» WHAT IS NEEDED
Tally the lines that contain "information" and report the total alone.

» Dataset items
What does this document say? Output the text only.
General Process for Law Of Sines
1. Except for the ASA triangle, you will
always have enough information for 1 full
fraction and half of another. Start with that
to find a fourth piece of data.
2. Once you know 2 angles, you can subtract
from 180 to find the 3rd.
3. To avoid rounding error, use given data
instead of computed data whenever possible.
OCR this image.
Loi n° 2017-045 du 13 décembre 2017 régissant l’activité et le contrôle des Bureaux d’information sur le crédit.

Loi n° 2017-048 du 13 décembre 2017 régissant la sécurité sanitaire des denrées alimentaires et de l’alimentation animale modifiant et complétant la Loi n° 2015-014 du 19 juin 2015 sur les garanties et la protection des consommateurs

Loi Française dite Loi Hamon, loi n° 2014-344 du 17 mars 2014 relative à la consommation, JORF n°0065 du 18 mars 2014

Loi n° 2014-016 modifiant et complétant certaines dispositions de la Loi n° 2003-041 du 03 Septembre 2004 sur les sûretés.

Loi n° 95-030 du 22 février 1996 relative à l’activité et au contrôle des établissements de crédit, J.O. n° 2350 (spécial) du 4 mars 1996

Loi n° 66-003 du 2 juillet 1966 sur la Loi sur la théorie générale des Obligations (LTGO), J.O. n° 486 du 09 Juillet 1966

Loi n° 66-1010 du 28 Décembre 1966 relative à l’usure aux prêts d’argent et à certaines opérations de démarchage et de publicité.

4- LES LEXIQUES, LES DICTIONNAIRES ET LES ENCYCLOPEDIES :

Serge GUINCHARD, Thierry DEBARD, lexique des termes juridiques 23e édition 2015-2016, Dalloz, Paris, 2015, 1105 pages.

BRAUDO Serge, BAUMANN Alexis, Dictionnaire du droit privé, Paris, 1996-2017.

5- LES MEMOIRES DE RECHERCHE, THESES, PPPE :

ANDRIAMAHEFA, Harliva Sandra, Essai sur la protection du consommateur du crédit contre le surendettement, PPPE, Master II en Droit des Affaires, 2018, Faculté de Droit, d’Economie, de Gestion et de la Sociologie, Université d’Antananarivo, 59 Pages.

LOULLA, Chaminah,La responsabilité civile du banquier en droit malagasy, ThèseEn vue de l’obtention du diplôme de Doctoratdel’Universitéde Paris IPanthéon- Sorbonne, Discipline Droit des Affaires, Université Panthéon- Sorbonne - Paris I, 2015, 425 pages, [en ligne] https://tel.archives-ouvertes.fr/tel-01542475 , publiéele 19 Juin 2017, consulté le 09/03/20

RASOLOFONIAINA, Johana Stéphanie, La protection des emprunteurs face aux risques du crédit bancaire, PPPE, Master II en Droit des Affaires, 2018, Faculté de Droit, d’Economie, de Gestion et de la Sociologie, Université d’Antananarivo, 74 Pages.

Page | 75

» OUTPUT
2